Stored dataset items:

━━━━━━

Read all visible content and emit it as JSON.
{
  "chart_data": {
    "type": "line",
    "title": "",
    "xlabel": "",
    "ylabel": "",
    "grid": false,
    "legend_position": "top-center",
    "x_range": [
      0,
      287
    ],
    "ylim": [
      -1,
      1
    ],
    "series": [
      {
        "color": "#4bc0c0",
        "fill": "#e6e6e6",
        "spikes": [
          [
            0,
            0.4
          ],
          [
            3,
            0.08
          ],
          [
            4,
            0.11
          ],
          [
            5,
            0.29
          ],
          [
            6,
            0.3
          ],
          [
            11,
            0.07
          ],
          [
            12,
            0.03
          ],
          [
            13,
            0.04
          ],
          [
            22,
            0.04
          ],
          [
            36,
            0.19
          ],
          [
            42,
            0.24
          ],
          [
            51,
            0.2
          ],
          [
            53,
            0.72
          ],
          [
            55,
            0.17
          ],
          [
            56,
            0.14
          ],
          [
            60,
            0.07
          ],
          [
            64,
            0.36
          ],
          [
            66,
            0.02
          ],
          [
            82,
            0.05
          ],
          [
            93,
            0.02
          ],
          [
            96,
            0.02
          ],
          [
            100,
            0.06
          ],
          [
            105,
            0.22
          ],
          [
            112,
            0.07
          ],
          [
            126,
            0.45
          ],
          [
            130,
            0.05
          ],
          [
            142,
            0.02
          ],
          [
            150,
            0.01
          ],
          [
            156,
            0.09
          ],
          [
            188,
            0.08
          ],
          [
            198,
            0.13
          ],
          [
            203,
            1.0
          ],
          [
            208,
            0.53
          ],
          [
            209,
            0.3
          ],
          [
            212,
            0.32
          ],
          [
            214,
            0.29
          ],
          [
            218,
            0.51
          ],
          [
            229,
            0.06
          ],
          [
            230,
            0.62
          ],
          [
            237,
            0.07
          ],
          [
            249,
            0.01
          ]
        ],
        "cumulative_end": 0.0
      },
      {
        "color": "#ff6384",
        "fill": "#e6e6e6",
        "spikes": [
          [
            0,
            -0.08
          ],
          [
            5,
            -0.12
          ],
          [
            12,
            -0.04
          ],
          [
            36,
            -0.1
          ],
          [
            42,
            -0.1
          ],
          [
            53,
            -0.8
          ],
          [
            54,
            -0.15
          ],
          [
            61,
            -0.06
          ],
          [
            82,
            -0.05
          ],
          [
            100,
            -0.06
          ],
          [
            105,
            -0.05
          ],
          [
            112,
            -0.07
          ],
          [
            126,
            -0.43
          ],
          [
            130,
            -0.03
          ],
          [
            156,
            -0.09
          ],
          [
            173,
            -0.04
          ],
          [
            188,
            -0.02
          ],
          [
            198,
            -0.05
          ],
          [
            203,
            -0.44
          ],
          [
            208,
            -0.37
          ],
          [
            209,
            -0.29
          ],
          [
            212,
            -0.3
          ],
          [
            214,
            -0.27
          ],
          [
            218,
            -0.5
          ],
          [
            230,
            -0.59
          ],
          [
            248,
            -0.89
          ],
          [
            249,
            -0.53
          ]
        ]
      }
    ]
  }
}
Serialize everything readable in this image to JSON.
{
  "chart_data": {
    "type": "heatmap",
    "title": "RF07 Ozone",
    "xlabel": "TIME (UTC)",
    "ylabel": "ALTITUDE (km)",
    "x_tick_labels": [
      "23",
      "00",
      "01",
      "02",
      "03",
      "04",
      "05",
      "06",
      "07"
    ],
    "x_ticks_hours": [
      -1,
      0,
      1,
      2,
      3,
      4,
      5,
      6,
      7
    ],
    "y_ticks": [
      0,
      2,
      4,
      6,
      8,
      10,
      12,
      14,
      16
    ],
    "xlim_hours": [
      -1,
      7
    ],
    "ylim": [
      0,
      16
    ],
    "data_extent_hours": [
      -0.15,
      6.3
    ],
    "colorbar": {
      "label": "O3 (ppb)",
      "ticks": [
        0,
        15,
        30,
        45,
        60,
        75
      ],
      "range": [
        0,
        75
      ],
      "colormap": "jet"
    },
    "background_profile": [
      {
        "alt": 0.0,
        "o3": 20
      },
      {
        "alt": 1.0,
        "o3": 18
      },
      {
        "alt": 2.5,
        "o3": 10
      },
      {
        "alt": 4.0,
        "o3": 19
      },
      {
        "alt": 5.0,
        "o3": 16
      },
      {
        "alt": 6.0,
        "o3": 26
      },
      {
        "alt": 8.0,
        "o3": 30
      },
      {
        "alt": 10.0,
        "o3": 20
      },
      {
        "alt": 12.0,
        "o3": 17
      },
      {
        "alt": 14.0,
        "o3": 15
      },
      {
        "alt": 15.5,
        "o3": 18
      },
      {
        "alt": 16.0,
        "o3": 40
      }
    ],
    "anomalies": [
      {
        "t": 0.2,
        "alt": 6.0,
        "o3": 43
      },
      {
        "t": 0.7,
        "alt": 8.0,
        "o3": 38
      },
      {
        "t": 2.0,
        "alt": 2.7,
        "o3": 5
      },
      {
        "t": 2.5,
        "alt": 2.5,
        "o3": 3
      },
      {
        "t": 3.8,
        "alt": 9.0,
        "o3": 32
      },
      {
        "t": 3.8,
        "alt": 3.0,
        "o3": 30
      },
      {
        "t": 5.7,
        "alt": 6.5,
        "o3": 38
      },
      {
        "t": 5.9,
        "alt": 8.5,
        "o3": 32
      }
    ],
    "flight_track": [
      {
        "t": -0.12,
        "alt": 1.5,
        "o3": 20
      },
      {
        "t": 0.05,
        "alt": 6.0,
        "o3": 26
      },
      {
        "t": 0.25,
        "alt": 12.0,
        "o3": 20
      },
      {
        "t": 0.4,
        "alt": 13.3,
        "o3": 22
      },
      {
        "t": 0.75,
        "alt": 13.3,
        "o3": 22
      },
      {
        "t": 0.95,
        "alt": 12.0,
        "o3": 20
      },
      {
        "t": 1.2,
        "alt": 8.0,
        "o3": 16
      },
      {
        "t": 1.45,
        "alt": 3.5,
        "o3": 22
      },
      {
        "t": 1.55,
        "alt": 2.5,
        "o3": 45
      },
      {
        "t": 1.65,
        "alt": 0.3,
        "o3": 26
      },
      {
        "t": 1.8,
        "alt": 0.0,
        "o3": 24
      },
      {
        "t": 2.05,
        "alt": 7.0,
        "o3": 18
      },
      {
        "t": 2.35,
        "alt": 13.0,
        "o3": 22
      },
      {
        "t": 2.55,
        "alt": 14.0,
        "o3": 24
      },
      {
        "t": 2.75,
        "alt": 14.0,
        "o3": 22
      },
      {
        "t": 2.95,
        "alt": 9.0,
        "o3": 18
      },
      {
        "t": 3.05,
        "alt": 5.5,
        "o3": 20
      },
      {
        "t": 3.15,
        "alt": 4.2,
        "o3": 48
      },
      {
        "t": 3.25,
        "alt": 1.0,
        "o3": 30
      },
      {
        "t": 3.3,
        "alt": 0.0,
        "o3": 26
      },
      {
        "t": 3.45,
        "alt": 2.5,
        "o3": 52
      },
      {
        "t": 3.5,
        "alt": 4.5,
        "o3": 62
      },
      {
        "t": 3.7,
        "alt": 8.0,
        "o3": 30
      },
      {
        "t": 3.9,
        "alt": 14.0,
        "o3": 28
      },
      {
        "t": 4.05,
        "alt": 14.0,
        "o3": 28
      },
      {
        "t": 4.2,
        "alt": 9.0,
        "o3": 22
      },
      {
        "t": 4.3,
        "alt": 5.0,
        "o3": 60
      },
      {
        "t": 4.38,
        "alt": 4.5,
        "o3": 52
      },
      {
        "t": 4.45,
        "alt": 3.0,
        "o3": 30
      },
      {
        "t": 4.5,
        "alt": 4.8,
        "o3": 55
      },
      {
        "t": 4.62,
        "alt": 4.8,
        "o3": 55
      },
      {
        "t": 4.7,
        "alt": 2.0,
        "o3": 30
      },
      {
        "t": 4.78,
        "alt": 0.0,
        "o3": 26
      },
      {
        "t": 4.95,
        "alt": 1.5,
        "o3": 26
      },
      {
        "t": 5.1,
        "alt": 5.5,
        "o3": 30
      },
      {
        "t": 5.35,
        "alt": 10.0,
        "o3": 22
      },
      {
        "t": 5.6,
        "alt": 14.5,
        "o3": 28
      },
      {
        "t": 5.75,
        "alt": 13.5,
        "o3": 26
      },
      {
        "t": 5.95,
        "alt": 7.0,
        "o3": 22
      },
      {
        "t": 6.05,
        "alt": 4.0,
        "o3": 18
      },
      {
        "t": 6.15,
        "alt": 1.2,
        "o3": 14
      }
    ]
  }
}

━━━━━━

SHORT TASK: List each line in the listing that contains the string "JSON".

FULL RESPONSE:
Read all visible content and emit it as JSON.
Serialize everything readable in this image to JSON.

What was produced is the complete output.